Task to carry out – Gather up all lines that carry the word "todos".
>>>>>
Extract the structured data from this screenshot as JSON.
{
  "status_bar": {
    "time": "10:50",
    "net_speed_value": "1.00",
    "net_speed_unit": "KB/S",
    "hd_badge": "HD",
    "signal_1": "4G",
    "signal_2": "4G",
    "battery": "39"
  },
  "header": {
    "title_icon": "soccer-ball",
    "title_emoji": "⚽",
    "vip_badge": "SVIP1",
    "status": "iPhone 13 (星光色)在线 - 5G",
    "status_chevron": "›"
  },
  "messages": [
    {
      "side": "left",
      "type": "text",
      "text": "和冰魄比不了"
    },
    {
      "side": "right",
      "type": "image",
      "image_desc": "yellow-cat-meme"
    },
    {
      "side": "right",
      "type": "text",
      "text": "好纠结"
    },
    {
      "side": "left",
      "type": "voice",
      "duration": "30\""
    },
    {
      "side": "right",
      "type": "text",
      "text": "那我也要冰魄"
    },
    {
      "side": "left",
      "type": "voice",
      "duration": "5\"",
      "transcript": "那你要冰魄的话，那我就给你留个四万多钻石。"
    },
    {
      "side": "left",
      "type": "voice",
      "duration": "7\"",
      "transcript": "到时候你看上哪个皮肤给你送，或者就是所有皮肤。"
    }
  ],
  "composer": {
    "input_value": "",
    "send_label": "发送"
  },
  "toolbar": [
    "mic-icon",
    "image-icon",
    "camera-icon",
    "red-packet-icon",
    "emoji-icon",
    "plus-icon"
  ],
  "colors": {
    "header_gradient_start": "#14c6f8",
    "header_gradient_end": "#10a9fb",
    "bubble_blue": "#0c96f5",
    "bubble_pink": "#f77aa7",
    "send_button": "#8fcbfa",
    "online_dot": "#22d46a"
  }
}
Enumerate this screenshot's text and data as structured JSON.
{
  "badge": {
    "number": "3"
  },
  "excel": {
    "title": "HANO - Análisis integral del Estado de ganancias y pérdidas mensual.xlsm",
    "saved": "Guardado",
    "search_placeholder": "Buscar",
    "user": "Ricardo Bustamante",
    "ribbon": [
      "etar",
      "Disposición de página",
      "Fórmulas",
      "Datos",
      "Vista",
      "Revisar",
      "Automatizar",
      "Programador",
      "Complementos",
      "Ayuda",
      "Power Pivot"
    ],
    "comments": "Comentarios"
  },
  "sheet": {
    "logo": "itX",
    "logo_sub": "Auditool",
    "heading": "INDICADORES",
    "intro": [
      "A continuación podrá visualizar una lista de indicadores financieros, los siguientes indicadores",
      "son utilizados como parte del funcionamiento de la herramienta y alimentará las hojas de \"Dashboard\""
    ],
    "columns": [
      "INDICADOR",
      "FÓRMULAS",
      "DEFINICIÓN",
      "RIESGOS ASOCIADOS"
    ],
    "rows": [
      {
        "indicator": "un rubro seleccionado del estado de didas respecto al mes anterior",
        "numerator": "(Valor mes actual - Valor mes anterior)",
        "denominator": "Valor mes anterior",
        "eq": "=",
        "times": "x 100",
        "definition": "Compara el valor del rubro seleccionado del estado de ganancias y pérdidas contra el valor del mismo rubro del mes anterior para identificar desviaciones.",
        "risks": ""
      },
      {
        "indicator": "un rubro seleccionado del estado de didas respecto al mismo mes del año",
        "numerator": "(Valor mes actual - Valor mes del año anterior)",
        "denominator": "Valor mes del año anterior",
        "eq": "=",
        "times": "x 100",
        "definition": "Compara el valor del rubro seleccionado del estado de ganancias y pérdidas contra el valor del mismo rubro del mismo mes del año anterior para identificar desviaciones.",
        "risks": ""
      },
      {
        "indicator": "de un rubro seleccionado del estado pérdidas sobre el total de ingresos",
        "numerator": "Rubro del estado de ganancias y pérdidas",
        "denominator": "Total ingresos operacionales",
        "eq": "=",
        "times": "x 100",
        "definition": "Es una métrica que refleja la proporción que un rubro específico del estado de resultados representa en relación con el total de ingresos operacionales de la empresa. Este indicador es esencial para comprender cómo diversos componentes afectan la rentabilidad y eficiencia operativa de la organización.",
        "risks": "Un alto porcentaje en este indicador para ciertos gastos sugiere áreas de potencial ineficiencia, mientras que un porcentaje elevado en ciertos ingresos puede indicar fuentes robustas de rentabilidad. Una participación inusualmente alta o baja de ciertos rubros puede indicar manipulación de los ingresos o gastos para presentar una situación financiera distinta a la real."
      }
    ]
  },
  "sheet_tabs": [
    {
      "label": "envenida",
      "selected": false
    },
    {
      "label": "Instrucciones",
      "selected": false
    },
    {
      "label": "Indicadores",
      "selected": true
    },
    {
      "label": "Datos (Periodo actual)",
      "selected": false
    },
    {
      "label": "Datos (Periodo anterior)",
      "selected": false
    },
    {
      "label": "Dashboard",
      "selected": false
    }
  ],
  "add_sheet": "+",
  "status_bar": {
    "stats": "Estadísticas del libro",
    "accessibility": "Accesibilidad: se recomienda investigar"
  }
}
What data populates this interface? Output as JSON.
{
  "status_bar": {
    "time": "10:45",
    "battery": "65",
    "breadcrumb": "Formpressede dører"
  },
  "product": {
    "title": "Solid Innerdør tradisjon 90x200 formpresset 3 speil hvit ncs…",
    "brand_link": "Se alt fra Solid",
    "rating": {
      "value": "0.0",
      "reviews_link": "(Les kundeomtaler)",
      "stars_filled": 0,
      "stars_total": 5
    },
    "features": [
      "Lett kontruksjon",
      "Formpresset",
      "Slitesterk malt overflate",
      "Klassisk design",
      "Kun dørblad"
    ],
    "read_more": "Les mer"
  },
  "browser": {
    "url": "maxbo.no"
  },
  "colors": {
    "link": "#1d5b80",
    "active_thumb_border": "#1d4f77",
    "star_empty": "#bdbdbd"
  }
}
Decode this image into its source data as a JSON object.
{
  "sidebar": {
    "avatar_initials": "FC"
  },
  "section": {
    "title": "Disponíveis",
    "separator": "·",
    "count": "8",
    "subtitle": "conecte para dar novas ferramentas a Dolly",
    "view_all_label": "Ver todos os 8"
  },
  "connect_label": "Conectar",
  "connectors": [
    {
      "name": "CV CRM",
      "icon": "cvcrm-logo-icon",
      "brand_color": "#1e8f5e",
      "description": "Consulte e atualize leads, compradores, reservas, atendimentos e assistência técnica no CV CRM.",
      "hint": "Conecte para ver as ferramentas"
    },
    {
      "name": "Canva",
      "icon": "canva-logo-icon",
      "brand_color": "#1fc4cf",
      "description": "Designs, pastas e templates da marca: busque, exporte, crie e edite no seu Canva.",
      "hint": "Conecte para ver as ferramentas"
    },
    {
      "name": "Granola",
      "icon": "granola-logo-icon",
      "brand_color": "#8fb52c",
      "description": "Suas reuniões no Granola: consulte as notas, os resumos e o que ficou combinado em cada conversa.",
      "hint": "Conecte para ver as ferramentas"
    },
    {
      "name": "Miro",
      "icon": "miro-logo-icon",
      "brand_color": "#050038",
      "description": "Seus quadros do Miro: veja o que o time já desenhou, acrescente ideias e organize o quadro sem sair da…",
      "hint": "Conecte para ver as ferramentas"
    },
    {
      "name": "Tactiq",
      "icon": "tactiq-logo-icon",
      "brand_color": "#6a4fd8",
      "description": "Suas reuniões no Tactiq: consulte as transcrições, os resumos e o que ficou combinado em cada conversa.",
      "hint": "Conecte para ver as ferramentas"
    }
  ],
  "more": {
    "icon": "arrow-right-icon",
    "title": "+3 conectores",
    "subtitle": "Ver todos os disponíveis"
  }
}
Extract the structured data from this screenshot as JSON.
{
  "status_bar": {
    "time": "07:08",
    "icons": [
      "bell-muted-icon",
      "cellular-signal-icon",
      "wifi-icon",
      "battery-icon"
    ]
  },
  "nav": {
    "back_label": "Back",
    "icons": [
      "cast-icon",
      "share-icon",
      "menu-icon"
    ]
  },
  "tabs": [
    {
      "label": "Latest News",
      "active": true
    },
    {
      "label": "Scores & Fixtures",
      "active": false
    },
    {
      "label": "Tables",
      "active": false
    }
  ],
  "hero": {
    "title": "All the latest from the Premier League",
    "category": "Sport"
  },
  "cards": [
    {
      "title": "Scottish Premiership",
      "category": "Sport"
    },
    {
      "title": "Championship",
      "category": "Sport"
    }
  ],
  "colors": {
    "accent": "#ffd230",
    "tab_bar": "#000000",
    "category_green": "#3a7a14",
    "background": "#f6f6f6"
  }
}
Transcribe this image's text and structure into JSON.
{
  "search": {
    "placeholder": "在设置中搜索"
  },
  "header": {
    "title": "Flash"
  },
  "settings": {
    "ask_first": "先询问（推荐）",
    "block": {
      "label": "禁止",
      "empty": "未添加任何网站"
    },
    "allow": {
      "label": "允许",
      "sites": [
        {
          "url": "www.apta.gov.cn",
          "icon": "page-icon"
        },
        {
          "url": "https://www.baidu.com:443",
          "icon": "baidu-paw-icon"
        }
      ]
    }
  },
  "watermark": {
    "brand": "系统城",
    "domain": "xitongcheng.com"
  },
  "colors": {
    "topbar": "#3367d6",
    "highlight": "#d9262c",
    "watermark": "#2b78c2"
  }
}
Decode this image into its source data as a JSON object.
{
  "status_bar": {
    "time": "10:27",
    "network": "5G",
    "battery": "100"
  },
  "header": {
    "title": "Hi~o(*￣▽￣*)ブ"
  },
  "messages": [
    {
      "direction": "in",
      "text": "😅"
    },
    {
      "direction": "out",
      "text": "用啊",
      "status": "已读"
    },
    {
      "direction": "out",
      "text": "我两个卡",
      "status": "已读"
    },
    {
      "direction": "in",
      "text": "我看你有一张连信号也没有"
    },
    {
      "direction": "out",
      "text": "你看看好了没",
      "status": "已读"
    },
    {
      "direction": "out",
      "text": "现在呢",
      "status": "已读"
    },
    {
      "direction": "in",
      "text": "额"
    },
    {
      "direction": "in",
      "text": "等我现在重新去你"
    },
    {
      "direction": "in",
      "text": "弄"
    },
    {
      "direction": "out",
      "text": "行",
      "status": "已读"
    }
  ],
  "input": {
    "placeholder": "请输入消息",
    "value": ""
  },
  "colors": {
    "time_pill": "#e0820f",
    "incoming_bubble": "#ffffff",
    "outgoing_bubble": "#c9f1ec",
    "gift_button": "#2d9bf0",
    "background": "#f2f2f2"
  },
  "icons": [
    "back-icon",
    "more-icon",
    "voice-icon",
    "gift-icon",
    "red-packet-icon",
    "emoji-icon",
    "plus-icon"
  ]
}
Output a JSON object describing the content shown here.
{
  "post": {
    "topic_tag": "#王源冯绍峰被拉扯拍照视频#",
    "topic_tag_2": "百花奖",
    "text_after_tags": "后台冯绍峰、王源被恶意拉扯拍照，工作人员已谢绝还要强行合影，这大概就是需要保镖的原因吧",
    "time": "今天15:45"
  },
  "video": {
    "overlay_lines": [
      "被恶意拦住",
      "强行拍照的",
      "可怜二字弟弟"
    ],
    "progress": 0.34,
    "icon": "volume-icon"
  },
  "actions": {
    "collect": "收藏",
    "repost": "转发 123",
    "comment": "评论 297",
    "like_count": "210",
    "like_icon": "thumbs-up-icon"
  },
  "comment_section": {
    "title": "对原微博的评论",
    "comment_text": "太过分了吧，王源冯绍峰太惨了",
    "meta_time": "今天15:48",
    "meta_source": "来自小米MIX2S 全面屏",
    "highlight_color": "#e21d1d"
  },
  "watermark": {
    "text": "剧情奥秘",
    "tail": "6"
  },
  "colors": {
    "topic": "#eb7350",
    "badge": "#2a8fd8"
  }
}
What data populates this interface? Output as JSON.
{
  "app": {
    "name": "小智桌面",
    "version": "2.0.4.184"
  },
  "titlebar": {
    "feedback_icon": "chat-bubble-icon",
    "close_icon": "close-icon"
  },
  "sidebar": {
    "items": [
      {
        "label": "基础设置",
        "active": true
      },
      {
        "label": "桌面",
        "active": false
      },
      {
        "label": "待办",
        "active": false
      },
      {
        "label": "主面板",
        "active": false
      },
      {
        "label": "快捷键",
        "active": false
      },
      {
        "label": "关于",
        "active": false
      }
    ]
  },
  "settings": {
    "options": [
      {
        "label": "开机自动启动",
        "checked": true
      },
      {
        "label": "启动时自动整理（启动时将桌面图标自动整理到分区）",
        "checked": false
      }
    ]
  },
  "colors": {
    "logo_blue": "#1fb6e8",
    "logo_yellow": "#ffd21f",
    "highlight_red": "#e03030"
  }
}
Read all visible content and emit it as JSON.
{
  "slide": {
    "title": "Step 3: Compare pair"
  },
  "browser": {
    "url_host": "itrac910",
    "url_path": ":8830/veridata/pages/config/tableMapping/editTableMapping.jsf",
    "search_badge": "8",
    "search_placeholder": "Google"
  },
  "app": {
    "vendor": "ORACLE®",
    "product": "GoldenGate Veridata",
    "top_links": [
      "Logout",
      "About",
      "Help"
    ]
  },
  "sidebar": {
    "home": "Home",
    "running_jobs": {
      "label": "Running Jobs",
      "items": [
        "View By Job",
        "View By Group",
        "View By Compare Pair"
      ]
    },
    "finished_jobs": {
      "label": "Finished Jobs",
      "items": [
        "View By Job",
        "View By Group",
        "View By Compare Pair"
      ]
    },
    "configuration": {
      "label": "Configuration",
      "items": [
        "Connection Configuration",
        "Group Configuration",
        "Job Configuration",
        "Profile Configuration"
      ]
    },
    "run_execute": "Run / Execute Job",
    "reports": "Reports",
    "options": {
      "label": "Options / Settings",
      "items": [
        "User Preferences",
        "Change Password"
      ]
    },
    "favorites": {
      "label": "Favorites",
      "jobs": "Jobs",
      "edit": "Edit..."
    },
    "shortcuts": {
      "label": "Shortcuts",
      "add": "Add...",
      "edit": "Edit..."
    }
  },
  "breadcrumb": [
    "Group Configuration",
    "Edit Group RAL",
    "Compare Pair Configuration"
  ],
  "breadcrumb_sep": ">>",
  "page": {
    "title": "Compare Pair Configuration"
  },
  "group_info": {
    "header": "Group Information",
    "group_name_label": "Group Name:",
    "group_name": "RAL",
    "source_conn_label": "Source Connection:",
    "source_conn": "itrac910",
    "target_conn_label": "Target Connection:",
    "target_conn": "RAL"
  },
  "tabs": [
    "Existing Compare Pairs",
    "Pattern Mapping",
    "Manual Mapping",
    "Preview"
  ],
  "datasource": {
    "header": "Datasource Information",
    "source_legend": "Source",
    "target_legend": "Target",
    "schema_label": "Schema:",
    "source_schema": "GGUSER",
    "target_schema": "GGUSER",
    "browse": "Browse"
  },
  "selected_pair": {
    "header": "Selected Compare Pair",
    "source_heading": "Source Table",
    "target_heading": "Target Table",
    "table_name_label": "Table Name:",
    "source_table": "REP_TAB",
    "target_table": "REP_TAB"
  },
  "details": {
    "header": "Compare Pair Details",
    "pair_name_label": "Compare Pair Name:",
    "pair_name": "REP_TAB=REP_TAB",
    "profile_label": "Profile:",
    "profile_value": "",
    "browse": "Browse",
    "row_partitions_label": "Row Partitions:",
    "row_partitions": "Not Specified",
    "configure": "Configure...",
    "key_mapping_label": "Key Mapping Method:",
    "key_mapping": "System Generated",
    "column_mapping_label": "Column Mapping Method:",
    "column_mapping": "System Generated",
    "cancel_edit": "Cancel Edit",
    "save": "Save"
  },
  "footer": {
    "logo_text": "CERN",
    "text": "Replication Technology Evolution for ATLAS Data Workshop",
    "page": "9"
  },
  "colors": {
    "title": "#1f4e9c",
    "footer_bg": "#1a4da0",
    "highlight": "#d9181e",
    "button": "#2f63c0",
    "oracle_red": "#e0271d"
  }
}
<<<<<
Finished task –
    "view_all_label": "Ver todos os 8"
    "subtitle": "Ver todos os disponíveis"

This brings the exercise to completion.